Exercise objective:
Print the records below exactly as they appear.

Rows from a figure dataset:
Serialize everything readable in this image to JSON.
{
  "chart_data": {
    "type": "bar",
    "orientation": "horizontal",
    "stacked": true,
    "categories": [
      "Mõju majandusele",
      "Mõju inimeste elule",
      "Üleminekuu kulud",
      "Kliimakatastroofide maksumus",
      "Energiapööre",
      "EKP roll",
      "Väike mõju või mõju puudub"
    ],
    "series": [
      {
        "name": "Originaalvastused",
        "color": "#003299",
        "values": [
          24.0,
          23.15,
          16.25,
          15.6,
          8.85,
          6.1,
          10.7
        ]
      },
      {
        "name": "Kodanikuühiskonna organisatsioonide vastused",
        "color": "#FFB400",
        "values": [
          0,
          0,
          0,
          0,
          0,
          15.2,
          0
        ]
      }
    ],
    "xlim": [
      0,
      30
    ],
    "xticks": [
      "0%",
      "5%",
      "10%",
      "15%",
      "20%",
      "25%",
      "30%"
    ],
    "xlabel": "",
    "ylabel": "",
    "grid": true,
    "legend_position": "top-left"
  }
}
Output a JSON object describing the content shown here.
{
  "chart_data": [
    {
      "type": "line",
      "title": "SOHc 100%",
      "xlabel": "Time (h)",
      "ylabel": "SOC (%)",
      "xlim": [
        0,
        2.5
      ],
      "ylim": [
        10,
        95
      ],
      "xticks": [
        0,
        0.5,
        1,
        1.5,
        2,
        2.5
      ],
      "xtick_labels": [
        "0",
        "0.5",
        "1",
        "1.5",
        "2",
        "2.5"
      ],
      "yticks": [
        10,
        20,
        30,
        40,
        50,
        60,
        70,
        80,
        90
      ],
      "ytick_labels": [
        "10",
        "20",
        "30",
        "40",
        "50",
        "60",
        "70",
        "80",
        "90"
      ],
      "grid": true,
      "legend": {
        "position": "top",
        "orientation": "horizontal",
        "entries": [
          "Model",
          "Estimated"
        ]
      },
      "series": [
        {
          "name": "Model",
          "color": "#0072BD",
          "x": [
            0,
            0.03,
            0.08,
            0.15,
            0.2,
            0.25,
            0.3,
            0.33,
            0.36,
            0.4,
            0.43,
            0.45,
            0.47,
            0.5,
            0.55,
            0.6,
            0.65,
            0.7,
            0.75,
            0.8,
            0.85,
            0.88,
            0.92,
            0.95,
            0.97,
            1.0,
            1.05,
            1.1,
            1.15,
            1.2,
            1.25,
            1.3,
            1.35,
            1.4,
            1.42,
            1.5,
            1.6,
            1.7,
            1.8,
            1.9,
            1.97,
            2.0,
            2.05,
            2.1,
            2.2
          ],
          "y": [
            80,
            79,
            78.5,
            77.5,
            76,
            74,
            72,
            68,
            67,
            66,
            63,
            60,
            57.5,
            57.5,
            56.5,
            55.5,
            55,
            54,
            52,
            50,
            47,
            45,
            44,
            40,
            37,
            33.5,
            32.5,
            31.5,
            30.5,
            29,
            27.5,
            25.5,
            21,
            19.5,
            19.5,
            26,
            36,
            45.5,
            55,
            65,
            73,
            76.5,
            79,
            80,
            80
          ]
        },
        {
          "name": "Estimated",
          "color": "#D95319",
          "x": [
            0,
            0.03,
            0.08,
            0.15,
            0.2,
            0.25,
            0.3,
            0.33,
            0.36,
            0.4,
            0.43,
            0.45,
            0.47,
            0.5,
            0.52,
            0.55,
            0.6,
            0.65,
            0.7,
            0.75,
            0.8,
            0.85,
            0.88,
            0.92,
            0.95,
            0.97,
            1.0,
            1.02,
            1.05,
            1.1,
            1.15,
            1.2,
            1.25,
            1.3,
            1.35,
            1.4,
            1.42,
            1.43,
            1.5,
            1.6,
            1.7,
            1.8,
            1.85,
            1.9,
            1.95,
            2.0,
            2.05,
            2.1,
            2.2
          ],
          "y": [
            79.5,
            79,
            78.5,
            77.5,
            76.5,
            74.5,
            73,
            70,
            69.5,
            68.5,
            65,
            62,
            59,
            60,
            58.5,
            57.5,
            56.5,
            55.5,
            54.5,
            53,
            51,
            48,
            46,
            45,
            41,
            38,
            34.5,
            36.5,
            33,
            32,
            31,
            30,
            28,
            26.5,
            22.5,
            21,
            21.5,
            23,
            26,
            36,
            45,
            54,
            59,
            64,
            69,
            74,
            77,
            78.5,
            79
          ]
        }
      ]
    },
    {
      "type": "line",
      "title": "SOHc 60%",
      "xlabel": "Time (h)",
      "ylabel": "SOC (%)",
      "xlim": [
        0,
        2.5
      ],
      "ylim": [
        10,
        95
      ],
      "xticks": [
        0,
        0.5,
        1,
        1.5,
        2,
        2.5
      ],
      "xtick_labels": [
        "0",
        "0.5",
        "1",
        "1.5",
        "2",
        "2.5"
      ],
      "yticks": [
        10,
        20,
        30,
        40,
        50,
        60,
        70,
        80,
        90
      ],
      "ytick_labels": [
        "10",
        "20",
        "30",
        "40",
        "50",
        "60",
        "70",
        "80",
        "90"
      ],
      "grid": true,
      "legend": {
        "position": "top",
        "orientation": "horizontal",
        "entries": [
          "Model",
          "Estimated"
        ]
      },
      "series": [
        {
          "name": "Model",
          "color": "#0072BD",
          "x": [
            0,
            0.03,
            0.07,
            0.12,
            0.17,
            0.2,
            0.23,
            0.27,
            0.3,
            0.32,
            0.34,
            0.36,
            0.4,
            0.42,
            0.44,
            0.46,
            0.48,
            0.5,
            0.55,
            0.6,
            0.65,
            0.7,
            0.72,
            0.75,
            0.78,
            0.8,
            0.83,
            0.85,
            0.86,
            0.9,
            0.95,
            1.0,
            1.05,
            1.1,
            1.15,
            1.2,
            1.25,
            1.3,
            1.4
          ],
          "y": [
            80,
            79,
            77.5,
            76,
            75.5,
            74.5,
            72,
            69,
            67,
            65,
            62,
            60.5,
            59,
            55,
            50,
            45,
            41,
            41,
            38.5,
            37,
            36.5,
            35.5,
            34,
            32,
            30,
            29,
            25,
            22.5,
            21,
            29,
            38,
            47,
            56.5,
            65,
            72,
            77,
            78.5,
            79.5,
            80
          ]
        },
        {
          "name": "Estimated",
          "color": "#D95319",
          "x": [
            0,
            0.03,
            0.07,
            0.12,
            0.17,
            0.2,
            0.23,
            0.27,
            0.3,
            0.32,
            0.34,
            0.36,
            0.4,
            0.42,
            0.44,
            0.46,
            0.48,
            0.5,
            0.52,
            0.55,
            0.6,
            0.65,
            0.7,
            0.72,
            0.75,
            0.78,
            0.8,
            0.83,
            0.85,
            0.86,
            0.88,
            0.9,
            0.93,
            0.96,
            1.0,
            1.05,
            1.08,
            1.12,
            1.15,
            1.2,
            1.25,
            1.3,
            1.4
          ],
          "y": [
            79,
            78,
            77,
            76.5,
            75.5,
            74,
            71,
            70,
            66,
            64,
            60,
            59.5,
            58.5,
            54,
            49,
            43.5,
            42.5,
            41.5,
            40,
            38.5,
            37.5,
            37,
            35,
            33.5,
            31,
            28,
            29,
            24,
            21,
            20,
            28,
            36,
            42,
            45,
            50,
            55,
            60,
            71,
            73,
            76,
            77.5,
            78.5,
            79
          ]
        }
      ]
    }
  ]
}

Answer to this task:
Serialize everything readable in this image to JSON.
{
  "chart_data": {
    "type": "bar",
    "orientation": "horizontal",
    "stacked": true,
    "categories": [
      "Mõju majandusele",
      "Mõju inimeste elule",
      "Üleminekuu kulud",
      "Kliimakatastroofide maksumus",
      "Energiapööre",
      "EKP roll",
      "Väike mõju või mõju puudub"
    ],
    "series": [
      {
        "name": "Originaalvastused",
        "color": "#003299",
        "values": [
          24.0,
          23.15,
          16.25,
          15.6,
          8.85,
          6.1,
          10.7
        ]
      },
      {
        "name": "Kodanikuühiskonna organisatsioonide vastused",
        "color": "#FFB400",
        "values": [
          0,
          0,
          0,
          0,
          0,
          15.2,
          0
        ]
      }
    ],
    "xlim": [
      0,
      30
    ],
    "xticks": [
      "0%",
      "5%",
      "10%",
      "15%",
      "20%",
      "25%",
      "30%"
    ],
    "xlabel": "",
    "ylabel": "",
    "grid": true,
    "legend_position": "top-left"
  }
}
Output a JSON object describing the content shown here.
{
  "chart_data": [
    {
      "type": "line",
      "title": "SOHc 100%",
      "xlabel": "Time (h)",
      "ylabel": "SOC (%)",
      "xlim": [
        0,
        2.5
      ],
      "ylim": [
        10,
        95
      ],
      "xticks": [
        0,
        0.5,
        1,
        1.5,
        2,
        2.5
      ],
      "xtick_labels": [
        "0",
        "0.5",
        "1",
        "1.5",
        "2",
        "2.5"
      ],
      "yticks": [
        10,
        20,
        30,
        40,
        50,
        60,
        70,
        80,
        90
      ],
      "ytick_labels": [
        "10",
        "20",
        "30",
        "40",
        "50",
        "60",
        "70",
        "80",
        "90"
      ],
      "grid": true,
      "legend": {
        "position": "top",
        "orientation": "horizontal",
        "entries": [
          "Model",
          "Estimated"
        ]
      },
      "series": [
        {
          "name": "Model",
          "color": "#0072BD",
          "x": [
            0,
            0.03,
            0.08,
            0.15,
            0.2,
            0.25,
            0.3,
            0.33,
            0.36,
            0.4,
            0.43,
            0.45,
            0.47,
            0.5,
            0.55,
            0.6,
            0.65,
            0.7,
            0.75,
            0.8,
            0.85,
            0.88,
            0.92,
            0.95,
            0.97,
            1.0,
            1.05,
            1.1,
            1.15,
            1.2,
            1.25,
            1.3,
            1.35,
            1.4,
            1.42,
            1.5,
            1.6,
            1.7,
            1.8,
            1.9,
            1.97,
            2.0,
            2.05,
            2.1,
            2.2
          ],
          "y": [
            80,
            79,
            78.5,
            77.5,
            76,
            74,
            72,
            68,
            67,
            66,
            63,
            60,
            57.5,
            57.5,
            56.5,
            55.5,
            55,
            54,
            52,
            50,
            47,
            45,
            44,
            40,
            37,
            33.5,
            32.5,
            31.5,
            30.5,
            29,
            27.5,
            25.5,
            21,
            19.5,
            19.5,
            26,
            36,
            45.5,
            55,
            65,
            73,
            76.5,
            79,
            80,
            80
          ]
        },
        {
          "name": "Estimated",
          "color": "#D95319",
          "x": [
            0,
            0.03,
            0.08,
            0.15,
            0.2,
            0.25,
            0.3,
            0.33,
            0.36,
            0.4,
            0.43,
            0.45,
            0.47,
            0.5,
            0.52,
            0.55,
            0.6,
            0.65,
            0.7,
            0.75,
            0.8,
            0.85,
            0.88,
            0.92,
            0.95,
            0.97,
            1.0,
            1.02,
            1.05,
            1.1,
            1.15,
            1.2,
            1.25,
            1.3,
            1.35,
            1.4,
            1.42,
            1.43,
            1.5,
            1.6,
            1.7,
            1.8,
            1.85,
            1.9,
            1.95,
            2.0,
            2.05,
            2.1,
            2.2
          ],
          "y": [
            79.5,
            79,
            78.5,
            77.5,
            76.5,
            74.5,
            73,
            70,
            69.5,
            68.5,
            65,
            62,
            59,
            60,
            58.5,
            57.5,
            56.5,
            55.5,
            54.5,
            53,
            51,
            48,
            46,
            45,
            41,
            38,
            34.5,
            36.5,
            33,
            32,
            31,
            30,
            28,
            26.5,
            22.5,
            21,
            21.5,
            23,
            26,
            36,
            45,
            54,
            59,
            64,
            69,
            74,
            77,
            78.5,
            79
          ]
        }
      ]
    },
    {
      "type": "line",
      "title": "SOHc 60%",
      "xlabel": "Time (h)",
      "ylabel": "SOC (%)",
      "xlim": [
        0,
        2.5
      ],
      "ylim": [
        10,
        95
      ],
      "xticks": [
        0,
        0.5,
        1,
        1.5,
        2,
        2.5
      ],
      "xtick_labels": [
        "0",
        "0.5",
        "1",
        "1.5",
        "2",
        "2.5"
      ],
      "yticks": [
        10,
        20,
        30,
        40,
        50,
        60,
        70,
        80,
        90
      ],
      "ytick_labels": [
        "10",
        "20",
        "30",
        "40",
        "50",
        "60",
        "70",
        "80",
        "90"
      ],
      "grid": true,
      "legend": {
        "position": "top",
        "orientation": "horizontal",
        "entries": [
          "Model",
          "Estimated"
        ]
      },
      "series": [
        {
          "name": "Model",
          "color": "#0072BD",
          "x": [
            0,
            0.03,
            0.07,
            0.12,
            0.17,
            0.2,
            0.23,
            0.27,
            0.3,
            0.32,
            0.34,
            0.36,
            0.4,
            0.42,
            0.44,
            0.46,
            0.48,
            0.5,
            0.55,
            0.6,
            0.65,
            0.7,
            0.72,
            0.75,
            0.78,
            0.8,
            0.83,
            0.85,
            0.86,
            0.9,
            0.95,
            1.0,
            1.05,
            1.1,
            1.15,
            1.2,
            1.25,
            1.3,
            1.4
          ],
          "y": [
            80,
            79,
            77.5,
            76,
            75.5,
            74.5,
            72,
            69,
            67,
            65,
            62,
            60.5,
            59,
            55,
            50,
            45,
            41,
            41,
            38.5,
            37,
            36.5,
            35.5,
            34,
            32,
            30,
            29,
            25,
            22.5,
            21,
            29,
            38,
            47,
            56.5,
            65,
            72,
            77,
            78.5,
            79.5,
            80
          ]
        },
        {
          "name": "Estimated",
          "color": "#D95319",
          "x": [
            0,
            0.03,
            0.07,
            0.12,
            0.17,
            0.2,
            0.23,
            0.27,
            0.3,
            0.32,
            0.34,
            0.36,
            0.4,
            0.42,
            0.44,
            0.46,
            0.48,
            0.5,
            0.52,
            0.55,
            0.6,
            0.65,
            0.7,
            0.72,
            0.75,
            0.78,
            0.8,
            0.83,
            0.85,
            0.86,
            0.88,
            0.9,
            0.93,
            0.96,
            1.0,
            1.05,
            1.08,
            1.12,
            1.15,
            1.2,
            1.25,
            1.3,
            1.4
          ],
          "y": [
            79,
            78,
            77,
            76.5,
            75.5,
            74,
            71,
            70,
            66,
            64,
            60,
            59.5,
            58.5,
            54,
            49,
            43.5,
            42.5,
            41.5,
            40,
            38.5,
            37.5,
            37,
            35,
            33.5,
            31,
            28,
            29,
            24,
            21,
            20,
            28,
            36,
            42,
            45,
            50,
            55,
            60,
            71,
            73,
            76,
            77.5,
            78.5,
            79
          ]
        }
      ]
    }
  ]
}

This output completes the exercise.